## TASK DATA
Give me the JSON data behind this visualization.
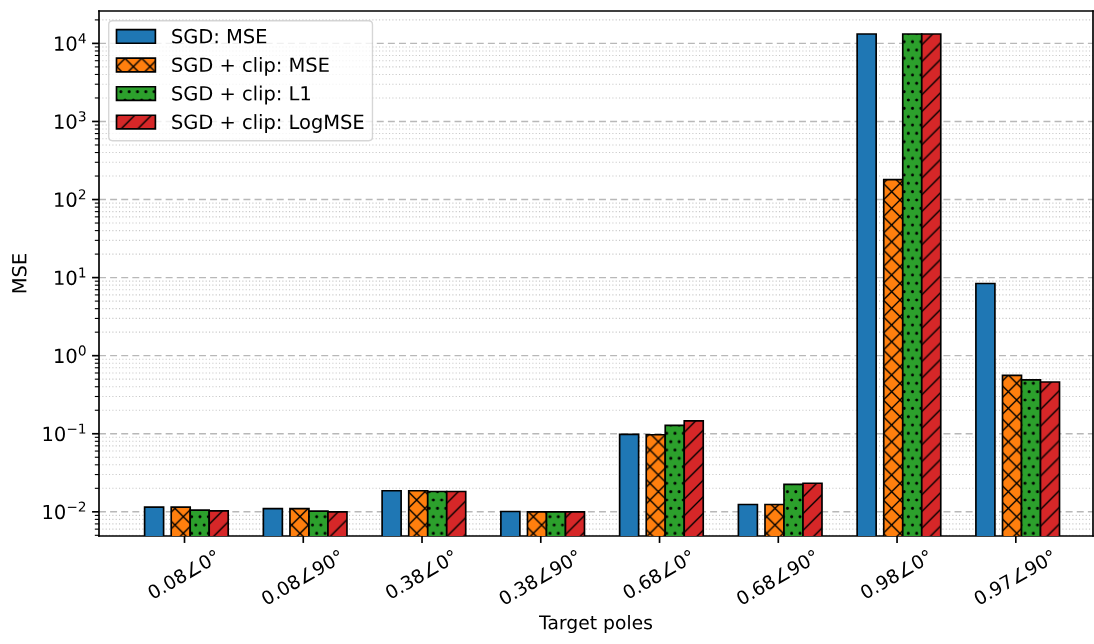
{
  "chart_data": {
    "type": "bar",
    "xlabel": "Target poles",
    "ylabel": "MSE",
    "categories": [
      "0.08∠0°",
      "0.08∠90°",
      "0.38∠0°",
      "0.38∠90°",
      "0.68∠0°",
      "0.68∠90°",
      "0.98∠0°",
      "0.97∠90°"
    ],
    "series": [
      {
        "name": "SGD: MSE",
        "color": "#1f77b4",
        "values": [
          0.0115,
          0.011,
          0.0186,
          0.0101,
          0.098,
          0.0124,
          13200,
          8.4
        ]
      },
      {
        "name": "SGD + clip: MSE",
        "color": "#ff7f0e",
        "values": [
          0.0115,
          0.011,
          0.0186,
          0.01,
          0.097,
          0.0124,
          180,
          0.56
        ]
      },
      {
        "name": "SGD + clip: L1",
        "color": "#2ca02c",
        "values": [
          0.0105,
          0.0102,
          0.0182,
          0.01,
          0.128,
          0.0225,
          13200,
          0.49
        ]
      },
      {
        "name": "SGD + clip: LogMSE",
        "color": "#d62728",
        "values": [
          0.0103,
          0.01,
          0.0182,
          0.01,
          0.146,
          0.0232,
          13200,
          0.46
        ]
      }
    ],
    "log": "y",
    "ylim": [
      0.0049,
      26000
    ],
    "yticks": [
      {
        "value": 0.01,
        "label": "10$^{−2}$"
      },
      {
        "value": 0.1,
        "label": "10$^{−1}$"
      },
      {
        "value": 1,
        "label": "10$^{0}$"
      },
      {
        "value": 10,
        "label": "10$^{1}$"
      },
      {
        "value": 100,
        "label": "10$^{2}$"
      },
      {
        "value": 1000,
        "label": "10$^{3}$"
      },
      {
        "value": 10000,
        "label": "10$^{4}$"
      }
    ],
    "grid": "y",
    "legend": "top left"
  }
}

## DIRECTIONS
Return the listing above in full and without alteration, excluding its pictures.

## COMPLETED TASK
Give me the JSON data behind this visualization.
{
  "chart_data": {
    "type": "bar",
    "xlabel": "Target poles",
    "ylabel": "MSE",
    "categories": [
      "0.08∠0°",
      "0.08∠90°",
      "0.38∠0°",
      "0.38∠90°",
      "0.68∠0°",
      "0.68∠90°",
      "0.98∠0°",
      "0.97∠90°"
    ],
    "series": [
      {
        "name": "SGD: MSE",
        "color": "#1f77b4",
        "values": [
          0.0115,
          0.011,
          0.0186,
          0.0101,
          0.098,
          0.0124,
          13200,
          8.4
        ]
      },
      {
        "name": "SGD + clip: MSE",
        "color": "#ff7f0e",
        "values": [
          0.0115,
          0.011,
          0.0186,
          0.01,
          0.097,
          0.0124,
          180,
          0.56
        ]
      },
      {
        "name": "SGD + clip: L1",
        "color": "#2ca02c",
        "values": [
          0.0105,
          0.0102,
          0.0182,
          0.01,
          0.128,
          0.0225,
          13200,
          0.49
        ]
      },
      {
        "name": "SGD + clip: LogMSE",
        "color": "#d62728",
        "values": [
          0.0103,
          0.01,
          0.0182,
          0.01,
          0.146,
          0.0232,
          13200,
          0.46
        ]
      }
    ],
    "log": "y",
    "ylim": [
      0.0049,
      26000
    ],
    "yticks": [
      {
        "value": 0.01,
        "label": "10$^{−2}$"
      },
      {
        "value": 0.1,
        "label": "10$^{−1}$"
      },
      {
        "value": 1,
        "label": "10$^{0}$"
      },
      {
        "value": 10,
        "label": "10$^{1}$"
      },
      {
        "value": 100,
        "label": "10$^{2}$"
      },
      {
        "value": 1000,
        "label": "10$^{3}$"
      },
      {
        "value": 10000,
        "label": "10$^{4}$"
      }
    ],
    "grid": "y",
    "legend": "top left"
  }
}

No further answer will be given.